-- DATASET RECORDS start --

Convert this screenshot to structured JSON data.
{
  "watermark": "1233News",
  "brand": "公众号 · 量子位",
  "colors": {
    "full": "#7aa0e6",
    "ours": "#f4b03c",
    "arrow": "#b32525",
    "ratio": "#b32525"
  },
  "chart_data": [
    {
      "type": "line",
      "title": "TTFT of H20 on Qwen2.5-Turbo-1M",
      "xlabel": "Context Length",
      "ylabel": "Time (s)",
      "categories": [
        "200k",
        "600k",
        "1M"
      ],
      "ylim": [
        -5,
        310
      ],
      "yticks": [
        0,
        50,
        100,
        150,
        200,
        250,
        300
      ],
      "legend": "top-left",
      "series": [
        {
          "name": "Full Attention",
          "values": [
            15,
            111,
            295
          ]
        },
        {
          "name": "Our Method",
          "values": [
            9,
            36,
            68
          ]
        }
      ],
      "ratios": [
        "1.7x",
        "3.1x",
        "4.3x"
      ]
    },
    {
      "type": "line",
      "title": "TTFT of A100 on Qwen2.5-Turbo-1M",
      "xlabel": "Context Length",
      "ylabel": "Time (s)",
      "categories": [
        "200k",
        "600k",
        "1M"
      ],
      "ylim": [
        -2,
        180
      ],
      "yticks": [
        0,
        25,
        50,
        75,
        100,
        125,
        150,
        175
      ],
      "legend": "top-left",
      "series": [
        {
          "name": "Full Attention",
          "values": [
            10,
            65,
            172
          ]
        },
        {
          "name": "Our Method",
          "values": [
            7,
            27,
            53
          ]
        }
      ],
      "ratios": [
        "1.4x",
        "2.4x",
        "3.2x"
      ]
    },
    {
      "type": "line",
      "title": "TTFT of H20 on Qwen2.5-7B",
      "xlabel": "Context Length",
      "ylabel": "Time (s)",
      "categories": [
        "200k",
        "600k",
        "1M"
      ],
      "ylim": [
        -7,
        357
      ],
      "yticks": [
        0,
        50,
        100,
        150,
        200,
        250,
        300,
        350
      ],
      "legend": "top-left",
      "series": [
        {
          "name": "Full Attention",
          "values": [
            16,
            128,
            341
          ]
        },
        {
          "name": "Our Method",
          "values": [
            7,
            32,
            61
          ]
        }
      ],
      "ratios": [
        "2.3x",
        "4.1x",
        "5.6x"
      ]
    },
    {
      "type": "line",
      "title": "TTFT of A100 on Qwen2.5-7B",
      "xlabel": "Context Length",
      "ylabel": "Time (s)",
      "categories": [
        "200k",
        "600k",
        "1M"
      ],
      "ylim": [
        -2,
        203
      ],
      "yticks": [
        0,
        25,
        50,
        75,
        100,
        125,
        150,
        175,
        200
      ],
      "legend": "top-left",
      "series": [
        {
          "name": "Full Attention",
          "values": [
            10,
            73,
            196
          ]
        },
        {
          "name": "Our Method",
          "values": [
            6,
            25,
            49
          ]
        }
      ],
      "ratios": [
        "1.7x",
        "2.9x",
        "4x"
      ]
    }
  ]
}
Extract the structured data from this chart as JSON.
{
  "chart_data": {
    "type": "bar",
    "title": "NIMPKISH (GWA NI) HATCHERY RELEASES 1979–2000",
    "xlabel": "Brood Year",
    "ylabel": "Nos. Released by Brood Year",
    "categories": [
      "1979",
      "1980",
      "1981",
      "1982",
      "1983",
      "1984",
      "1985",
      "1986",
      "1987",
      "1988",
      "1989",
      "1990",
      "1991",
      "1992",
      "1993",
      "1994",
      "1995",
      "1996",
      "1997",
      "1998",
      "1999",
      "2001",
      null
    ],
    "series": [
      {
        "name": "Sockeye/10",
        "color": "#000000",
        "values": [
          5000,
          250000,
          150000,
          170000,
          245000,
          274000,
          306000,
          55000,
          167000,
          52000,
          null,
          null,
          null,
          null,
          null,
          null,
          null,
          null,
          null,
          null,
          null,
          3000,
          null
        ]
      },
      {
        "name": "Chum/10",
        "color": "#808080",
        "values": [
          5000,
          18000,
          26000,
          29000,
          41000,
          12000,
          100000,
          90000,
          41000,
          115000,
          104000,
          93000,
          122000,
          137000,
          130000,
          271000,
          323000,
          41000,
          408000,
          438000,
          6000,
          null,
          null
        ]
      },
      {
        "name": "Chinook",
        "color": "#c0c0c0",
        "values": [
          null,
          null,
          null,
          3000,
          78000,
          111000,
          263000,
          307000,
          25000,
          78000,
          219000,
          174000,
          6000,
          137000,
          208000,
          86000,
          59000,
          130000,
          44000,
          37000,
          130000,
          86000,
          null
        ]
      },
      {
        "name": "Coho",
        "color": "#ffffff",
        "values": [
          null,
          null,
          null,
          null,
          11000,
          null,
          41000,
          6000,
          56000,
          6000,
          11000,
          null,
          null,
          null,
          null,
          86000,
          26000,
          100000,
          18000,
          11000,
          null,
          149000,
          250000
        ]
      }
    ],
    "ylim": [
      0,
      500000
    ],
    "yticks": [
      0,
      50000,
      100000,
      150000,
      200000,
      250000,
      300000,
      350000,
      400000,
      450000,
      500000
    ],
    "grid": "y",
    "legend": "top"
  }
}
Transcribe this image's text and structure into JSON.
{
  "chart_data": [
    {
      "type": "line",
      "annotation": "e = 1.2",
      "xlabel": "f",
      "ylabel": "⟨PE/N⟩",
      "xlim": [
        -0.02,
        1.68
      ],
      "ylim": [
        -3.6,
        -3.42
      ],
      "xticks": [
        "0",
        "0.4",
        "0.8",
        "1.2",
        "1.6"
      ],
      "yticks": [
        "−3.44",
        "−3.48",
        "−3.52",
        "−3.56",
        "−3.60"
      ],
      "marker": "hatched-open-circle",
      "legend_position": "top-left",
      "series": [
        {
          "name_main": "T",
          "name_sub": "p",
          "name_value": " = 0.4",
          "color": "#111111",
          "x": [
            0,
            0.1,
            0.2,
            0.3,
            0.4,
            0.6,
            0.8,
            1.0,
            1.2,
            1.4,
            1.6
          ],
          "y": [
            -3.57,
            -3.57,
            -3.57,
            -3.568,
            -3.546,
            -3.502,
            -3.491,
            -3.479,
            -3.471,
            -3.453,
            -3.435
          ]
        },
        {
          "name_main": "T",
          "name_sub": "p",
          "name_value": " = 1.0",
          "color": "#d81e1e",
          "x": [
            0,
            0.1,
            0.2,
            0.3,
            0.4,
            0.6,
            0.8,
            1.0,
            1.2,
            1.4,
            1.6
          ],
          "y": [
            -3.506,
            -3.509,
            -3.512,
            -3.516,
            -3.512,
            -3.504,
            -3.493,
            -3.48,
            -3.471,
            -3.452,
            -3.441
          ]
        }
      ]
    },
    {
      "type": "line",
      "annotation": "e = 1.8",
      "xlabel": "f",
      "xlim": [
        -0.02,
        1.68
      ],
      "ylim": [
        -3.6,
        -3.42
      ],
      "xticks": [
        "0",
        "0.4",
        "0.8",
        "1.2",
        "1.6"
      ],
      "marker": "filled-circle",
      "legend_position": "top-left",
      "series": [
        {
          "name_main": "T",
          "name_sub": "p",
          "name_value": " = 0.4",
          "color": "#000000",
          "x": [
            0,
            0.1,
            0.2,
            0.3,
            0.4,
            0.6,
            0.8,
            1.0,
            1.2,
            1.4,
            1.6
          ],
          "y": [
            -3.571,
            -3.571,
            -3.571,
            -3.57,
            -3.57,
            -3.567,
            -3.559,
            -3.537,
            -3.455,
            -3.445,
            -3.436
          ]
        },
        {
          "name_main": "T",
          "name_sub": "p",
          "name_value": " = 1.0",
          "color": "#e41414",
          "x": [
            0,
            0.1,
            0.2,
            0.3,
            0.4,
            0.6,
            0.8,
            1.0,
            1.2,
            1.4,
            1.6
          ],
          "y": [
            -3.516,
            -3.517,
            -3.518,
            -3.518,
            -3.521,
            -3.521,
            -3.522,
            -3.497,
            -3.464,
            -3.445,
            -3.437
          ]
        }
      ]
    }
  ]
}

-- DATASET RECORDS end --

■ STATED GOAL ■
Copy all lines of the listing above that contain the string "structured".

■ FINAL RESULT ■
Convert this screenshot to structured JSON data.
Extract the structured data from this chart as JSON.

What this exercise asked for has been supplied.